[Stored data entries]

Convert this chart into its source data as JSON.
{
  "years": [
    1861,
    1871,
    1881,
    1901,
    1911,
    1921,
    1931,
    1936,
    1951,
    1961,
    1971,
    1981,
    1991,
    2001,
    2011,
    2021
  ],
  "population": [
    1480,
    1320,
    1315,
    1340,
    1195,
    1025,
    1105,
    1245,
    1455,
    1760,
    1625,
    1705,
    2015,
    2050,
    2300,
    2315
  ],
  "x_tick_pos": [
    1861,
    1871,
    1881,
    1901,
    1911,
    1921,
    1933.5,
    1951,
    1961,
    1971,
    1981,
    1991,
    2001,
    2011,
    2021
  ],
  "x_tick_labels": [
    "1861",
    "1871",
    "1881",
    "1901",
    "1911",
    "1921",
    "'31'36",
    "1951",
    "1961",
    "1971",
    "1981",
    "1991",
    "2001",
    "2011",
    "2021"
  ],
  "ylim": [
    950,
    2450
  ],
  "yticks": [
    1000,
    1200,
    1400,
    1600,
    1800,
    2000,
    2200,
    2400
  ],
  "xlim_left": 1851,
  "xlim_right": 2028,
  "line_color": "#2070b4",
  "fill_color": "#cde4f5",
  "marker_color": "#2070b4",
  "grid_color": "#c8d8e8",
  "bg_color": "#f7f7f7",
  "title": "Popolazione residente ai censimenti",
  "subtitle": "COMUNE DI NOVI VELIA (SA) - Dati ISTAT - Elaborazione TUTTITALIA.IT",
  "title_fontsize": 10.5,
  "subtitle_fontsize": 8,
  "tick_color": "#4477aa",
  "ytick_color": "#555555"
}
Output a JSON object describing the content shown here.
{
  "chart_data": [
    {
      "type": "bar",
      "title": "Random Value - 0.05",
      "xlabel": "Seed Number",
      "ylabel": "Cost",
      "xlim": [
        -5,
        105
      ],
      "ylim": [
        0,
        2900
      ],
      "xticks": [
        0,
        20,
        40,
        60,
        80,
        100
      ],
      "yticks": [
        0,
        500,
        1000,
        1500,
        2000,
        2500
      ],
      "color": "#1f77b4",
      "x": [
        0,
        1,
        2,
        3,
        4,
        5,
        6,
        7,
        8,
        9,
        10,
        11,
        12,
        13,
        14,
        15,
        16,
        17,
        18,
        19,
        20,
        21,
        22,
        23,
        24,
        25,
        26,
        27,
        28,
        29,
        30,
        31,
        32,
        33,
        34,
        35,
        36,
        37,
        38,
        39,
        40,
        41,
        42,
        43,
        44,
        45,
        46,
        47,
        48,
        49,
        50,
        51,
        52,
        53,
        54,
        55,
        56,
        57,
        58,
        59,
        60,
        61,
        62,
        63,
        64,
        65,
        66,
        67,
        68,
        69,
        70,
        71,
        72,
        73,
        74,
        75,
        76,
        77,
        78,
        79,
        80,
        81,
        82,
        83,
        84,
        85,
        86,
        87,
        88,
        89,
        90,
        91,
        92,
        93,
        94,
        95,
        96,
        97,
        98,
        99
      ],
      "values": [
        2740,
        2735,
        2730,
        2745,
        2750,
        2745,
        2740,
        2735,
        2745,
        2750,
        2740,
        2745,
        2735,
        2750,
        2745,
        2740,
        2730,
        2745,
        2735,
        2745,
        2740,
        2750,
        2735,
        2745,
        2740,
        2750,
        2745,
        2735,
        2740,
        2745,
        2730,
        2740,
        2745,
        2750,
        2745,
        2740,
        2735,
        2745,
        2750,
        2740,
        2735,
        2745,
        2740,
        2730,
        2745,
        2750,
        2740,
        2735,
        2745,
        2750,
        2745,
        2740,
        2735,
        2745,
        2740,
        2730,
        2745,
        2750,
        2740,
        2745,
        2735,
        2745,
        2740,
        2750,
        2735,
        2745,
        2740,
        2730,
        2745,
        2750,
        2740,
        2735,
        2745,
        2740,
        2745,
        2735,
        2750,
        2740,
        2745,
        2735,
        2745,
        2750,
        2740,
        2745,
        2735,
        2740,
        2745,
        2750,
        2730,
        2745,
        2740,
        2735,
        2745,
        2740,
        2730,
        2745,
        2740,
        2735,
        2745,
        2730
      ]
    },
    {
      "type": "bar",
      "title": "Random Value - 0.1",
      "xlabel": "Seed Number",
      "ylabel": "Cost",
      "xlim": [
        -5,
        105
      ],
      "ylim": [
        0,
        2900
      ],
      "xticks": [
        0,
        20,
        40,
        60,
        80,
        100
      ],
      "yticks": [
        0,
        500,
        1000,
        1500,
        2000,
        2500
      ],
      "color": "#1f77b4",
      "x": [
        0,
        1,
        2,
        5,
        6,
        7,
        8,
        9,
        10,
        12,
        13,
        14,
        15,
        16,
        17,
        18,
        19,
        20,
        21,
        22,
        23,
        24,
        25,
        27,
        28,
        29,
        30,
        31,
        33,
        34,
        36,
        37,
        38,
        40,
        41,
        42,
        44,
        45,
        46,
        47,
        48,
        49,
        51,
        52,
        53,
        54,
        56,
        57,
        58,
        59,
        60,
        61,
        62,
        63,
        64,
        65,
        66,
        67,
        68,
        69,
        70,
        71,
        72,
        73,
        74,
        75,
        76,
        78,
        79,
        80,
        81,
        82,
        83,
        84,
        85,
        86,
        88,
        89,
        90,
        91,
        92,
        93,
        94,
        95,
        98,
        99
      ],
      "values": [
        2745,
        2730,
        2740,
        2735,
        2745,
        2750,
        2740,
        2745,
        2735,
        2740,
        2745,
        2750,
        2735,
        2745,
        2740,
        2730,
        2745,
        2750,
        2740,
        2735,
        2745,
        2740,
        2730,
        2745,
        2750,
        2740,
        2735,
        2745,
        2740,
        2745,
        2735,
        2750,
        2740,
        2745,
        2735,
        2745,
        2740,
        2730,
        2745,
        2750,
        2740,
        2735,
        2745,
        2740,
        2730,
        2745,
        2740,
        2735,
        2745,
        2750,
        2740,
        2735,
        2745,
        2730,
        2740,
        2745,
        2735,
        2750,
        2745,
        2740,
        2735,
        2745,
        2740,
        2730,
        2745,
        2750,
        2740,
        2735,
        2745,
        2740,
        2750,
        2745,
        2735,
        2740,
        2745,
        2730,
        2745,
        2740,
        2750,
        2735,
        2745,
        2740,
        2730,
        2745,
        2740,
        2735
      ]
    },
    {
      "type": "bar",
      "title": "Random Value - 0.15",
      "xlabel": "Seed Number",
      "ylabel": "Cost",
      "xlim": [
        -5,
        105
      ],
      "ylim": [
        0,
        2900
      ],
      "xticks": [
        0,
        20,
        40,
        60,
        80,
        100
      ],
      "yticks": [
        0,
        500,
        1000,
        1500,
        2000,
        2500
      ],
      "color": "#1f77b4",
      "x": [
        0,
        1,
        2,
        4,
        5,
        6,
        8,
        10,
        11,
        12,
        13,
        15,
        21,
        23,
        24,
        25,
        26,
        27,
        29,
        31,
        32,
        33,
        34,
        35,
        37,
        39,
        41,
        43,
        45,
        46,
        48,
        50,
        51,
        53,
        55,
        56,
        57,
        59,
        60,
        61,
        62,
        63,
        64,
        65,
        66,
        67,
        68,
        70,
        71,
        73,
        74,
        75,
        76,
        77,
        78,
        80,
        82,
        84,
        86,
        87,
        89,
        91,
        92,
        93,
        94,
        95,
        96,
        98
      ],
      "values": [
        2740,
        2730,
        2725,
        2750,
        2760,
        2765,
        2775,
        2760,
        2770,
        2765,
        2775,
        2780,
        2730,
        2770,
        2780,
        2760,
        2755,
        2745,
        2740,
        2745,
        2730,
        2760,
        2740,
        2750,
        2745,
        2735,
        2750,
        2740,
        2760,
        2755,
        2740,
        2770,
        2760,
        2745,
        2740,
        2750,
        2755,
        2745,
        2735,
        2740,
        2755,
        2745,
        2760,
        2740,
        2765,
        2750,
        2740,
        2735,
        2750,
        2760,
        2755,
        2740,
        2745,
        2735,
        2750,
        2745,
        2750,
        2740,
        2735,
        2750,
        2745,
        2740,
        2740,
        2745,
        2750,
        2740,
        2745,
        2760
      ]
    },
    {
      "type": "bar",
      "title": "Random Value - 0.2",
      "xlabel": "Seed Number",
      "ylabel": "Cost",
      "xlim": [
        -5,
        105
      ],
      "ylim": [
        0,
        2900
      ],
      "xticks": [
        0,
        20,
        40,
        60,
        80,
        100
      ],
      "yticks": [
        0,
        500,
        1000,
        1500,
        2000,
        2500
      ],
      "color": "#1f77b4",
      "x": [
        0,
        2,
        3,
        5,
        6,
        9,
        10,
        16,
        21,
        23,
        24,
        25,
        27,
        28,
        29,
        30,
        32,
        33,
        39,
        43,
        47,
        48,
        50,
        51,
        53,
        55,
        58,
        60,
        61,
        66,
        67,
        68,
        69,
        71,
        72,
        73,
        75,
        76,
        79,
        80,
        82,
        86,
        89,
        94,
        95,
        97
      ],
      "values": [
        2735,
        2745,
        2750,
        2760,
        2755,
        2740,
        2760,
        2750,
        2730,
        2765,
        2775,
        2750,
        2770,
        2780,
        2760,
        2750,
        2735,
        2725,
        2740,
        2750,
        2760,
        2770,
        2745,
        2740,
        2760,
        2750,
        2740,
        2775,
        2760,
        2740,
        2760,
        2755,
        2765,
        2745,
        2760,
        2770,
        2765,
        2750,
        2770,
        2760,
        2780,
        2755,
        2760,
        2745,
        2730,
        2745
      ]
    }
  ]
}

◆ YOUR OBJECTIVE
Copy each line of the listing that includes "JSON".

◆ COMPLETE OUTPUT
Convert this chart into its source data as JSON.
Output a JSON object describing the content shown here.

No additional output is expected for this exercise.